**Your task**
Determine how many lines contain the string "останні" and reply with that number alone.

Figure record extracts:
----------

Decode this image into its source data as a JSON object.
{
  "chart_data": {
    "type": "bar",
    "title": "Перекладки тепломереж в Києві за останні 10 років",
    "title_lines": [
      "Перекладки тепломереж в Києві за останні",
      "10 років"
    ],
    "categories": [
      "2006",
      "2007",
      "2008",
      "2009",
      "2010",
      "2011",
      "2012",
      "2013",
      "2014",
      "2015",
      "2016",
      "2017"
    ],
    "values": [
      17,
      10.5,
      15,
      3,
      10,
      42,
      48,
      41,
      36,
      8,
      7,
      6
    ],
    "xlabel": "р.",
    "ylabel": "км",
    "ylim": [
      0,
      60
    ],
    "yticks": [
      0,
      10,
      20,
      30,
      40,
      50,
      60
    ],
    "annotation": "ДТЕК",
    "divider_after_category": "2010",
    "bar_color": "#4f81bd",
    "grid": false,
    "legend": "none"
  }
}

----------

**Solved exercise**
2